→ **GIVEN INSTRUCTION**
Please give the listing again, word for word, with nothing left out.

→ **EXTRACTED DATA**
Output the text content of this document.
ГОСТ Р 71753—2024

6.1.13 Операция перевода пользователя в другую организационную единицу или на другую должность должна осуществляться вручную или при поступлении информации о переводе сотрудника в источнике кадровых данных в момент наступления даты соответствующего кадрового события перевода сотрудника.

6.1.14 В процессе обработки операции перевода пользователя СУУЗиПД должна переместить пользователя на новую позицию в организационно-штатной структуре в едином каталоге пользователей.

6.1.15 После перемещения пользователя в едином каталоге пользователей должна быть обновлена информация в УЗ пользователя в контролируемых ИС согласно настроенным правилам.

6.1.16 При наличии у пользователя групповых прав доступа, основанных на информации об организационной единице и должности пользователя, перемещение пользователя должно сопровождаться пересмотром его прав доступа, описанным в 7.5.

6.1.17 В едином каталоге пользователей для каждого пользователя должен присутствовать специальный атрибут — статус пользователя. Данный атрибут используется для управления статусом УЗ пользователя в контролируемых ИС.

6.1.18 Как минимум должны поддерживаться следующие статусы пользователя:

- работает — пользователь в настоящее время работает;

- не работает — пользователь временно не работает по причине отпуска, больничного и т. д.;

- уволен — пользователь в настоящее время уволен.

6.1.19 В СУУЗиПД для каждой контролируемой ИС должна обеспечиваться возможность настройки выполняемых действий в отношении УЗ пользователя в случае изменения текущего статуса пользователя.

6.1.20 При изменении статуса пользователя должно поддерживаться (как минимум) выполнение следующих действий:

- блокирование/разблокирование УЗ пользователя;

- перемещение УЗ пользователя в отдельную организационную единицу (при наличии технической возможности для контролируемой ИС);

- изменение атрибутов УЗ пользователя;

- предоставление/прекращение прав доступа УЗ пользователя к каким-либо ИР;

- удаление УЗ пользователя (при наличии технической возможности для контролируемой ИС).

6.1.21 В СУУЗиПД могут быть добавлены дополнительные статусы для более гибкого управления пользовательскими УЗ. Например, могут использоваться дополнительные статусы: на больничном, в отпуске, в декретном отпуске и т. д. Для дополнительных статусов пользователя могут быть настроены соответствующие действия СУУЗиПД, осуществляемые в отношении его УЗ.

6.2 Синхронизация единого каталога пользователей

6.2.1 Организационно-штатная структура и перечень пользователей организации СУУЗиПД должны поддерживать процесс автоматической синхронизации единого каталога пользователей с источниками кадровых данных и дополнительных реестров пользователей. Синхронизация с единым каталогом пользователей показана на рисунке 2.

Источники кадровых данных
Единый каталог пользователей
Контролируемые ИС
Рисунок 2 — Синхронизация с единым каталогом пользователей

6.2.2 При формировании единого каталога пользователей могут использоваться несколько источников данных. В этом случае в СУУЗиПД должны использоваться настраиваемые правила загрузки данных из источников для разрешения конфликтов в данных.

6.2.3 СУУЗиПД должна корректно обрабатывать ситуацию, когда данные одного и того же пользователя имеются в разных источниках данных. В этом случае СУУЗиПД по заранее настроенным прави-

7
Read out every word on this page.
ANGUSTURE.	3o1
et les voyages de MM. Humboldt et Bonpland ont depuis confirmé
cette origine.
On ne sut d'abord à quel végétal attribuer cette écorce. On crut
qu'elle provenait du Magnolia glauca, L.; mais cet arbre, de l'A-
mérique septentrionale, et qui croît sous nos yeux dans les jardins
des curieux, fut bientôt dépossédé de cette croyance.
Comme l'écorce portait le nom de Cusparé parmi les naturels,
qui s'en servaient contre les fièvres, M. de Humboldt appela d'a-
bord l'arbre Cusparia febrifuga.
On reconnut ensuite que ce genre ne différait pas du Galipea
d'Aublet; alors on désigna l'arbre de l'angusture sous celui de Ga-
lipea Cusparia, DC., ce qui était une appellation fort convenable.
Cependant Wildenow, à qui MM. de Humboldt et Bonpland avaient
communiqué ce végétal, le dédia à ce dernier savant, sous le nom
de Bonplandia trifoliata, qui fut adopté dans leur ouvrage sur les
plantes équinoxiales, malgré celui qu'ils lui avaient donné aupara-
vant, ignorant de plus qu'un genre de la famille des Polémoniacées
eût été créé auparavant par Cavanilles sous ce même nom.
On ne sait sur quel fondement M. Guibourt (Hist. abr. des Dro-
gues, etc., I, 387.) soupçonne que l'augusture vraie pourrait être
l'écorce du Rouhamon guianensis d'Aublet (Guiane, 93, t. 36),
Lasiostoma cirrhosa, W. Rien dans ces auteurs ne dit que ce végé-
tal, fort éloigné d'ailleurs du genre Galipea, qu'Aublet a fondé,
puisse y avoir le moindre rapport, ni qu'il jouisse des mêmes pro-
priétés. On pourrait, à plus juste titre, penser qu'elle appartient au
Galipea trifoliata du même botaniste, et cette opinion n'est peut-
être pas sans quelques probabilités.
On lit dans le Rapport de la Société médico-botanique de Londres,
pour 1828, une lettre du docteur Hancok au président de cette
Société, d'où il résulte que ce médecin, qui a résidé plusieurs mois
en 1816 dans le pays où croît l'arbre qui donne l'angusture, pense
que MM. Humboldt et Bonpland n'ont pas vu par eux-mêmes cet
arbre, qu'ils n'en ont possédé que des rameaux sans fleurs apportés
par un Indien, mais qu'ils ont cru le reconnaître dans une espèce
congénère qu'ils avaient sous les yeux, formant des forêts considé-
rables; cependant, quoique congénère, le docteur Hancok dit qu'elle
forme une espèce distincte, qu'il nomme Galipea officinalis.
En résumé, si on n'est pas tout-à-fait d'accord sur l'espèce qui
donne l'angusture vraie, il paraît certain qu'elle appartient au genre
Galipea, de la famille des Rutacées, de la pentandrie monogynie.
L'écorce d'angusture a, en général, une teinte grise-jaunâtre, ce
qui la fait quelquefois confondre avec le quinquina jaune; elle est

→ **REPLY TO THE TASK**
Output the text content of this document.
ГОСТ Р 71753—2024

6.1.13 Операция перевода пользователя в другую организационную единицу или на другую должность должна осуществляться вручную или при поступлении информации о переводе сотрудника в источнике кадровых данных в момент наступления даты соответствующего кадрового события перевода сотрудника.

6.1.14 В процессе обработки операции перевода пользователя СУУЗиПД должна переместить пользователя на новую позицию в организационно-штатной структуре в едином каталоге пользователей.

6.1.15 После перемещения пользователя в едином каталоге пользователей должна быть обновлена информация в УЗ пользователя в контролируемых ИС согласно настроенным правилам.

6.1.16 При наличии у пользователя групповых прав доступа, основанных на информации об организационной единице и должности пользователя, перемещение пользователя должно сопровождаться пересмотром его прав доступа, описанным в 7.5.

6.1.17 В едином каталоге пользователей для каждого пользователя должен присутствовать специальный атрибут — статус пользователя. Данный атрибут используется для управления статусом УЗ пользователя в контролируемых ИС.

6.1.18 Как минимум должны поддерживаться следующие статусы пользователя:

- работает — пользователь в настоящее время работает;

- не работает — пользователь временно не работает по причине отпуска, больничного и т. д.;

- уволен — пользователь в настоящее время уволен.

6.1.19 В СУУЗиПД для каждой контролируемой ИС должна обеспечиваться возможность настройки выполняемых действий в отношении УЗ пользователя в случае изменения текущего статуса пользователя.

6.1.20 При изменении статуса пользователя должно поддерживаться (как минимум) выполнение следующих действий:

- блокирование/разблокирование УЗ пользователя;

- перемещение УЗ пользователя в отдельную организационную единицу (при наличии технической возможности для контролируемой ИС);

- изменение атрибутов УЗ пользователя;

- предоставление/прекращение прав доступа УЗ пользователя к каким-либо ИР;

- удаление УЗ пользователя (при наличии технической возможности для контролируемой ИС).

6.1.21 В СУУЗиПД могут быть добавлены дополнительные статусы для более гибкого управления пользовательскими УЗ. Например, могут использоваться дополнительные статусы: на больничном, в отпуске, в декретном отпуске и т. д. Для дополнительных статусов пользователя могут быть настроены соответствующие действия СУУЗиПД, осуществляемые в отношении его УЗ.

6.2 Синхронизация единого каталога пользователей

6.2.1 Организационно-штатная структура и перечень пользователей организации СУУЗиПД должны поддерживать процесс автоматической синхронизации единого каталога пользователей с источниками кадровых данных и дополнительных реестров пользователей. Синхронизация с единым каталогом пользователей показана на рисунке 2.

Источники кадровых данных
Единый каталог пользователей
Контролируемые ИС
Рисунок 2 — Синхронизация с единым каталогом пользователей

6.2.2 При формировании единого каталога пользователей могут использоваться несколько источников данных. В этом случае в СУУЗиПД должны использоваться настраиваемые правила загрузки данных из источников для разрешения конфликтов в данных.

6.2.3 СУУЗиПД должна корректно обрабатывать ситуацию, когда данные одного и того же пользователя имеются в разных источниках данных. В этом случае СУУЗиПД по заранее настроенным прави-

7
Read out every word on this page.
ANGUSTURE.	3o1
et les voyages de MM. Humboldt et Bonpland ont depuis confirmé
cette origine.
On ne sut d'abord à quel végétal attribuer cette écorce. On crut
qu'elle provenait du Magnolia glauca, L.; mais cet arbre, de l'A-
mérique septentrionale, et qui croît sous nos yeux dans les jardins
des curieux, fut bientôt dépossédé de cette croyance.
Comme l'écorce portait le nom de Cusparé parmi les naturels,
qui s'en servaient contre les fièvres, M. de Humboldt appela d'a-
bord l'arbre Cusparia febrifuga.
On reconnut ensuite que ce genre ne différait pas du Galipea
d'Aublet; alors on désigna l'arbre de l'angusture sous celui de Ga-
lipea Cusparia, DC., ce qui était une appellation fort convenable.
Cependant Wildenow, à qui MM. de Humboldt et Bonpland avaient
communiqué ce végétal, le dédia à ce dernier savant, sous le nom
de Bonplandia trifoliata, qui fut adopté dans leur ouvrage sur les
plantes équinoxiales, malgré celui qu'ils lui avaient donné aupara-
vant, ignorant de plus qu'un genre de la famille des Polémoniacées
eût été créé auparavant par Cavanilles sous ce même nom.
On ne sait sur quel fondement M. Guibourt (Hist. abr. des Dro-
gues, etc., I, 387.) soupçonne que l'augusture vraie pourrait être
l'écorce du Rouhamon guianensis d'Aublet (Guiane, 93, t. 36),
Lasiostoma cirrhosa, W. Rien dans ces auteurs ne dit que ce végé-
tal, fort éloigné d'ailleurs du genre Galipea, qu'Aublet a fondé,
puisse y avoir le moindre rapport, ni qu'il jouisse des mêmes pro-
priétés. On pourrait, à plus juste titre, penser qu'elle appartient au
Galipea trifoliata du même botaniste, et cette opinion n'est peut-
être pas sans quelques probabilités.
On lit dans le Rapport de la Société médico-botanique de Londres,
pour 1828, une lettre du docteur Hancok au président de cette
Société, d'où il résulte que ce médecin, qui a résidé plusieurs mois
en 1816 dans le pays où croît l'arbre qui donne l'angusture, pense
que MM. Humboldt et Bonpland n'ont pas vu par eux-mêmes cet
arbre, qu'ils n'en ont possédé que des rameaux sans fleurs apportés
par un Indien, mais qu'ils ont cru le reconnaître dans une espèce
congénère qu'ils avaient sous les yeux, formant des forêts considé-
rables; cependant, quoique congénère, le docteur Hancok dit qu'elle
forme une espèce distincte, qu'il nomme Galipea officinalis.
En résumé, si on n'est pas tout-à-fait d'accord sur l'espèce qui
donne l'angusture vraie, il paraît certain qu'elle appartient au genre
Galipea, de la famille des Rutacées, de la pentandrie monogynie.
L'écorce d'angusture a, en général, une teinte grise-jaunâtre, ce
qui la fait quelquefois confondre avec le quinquina jaune; elle est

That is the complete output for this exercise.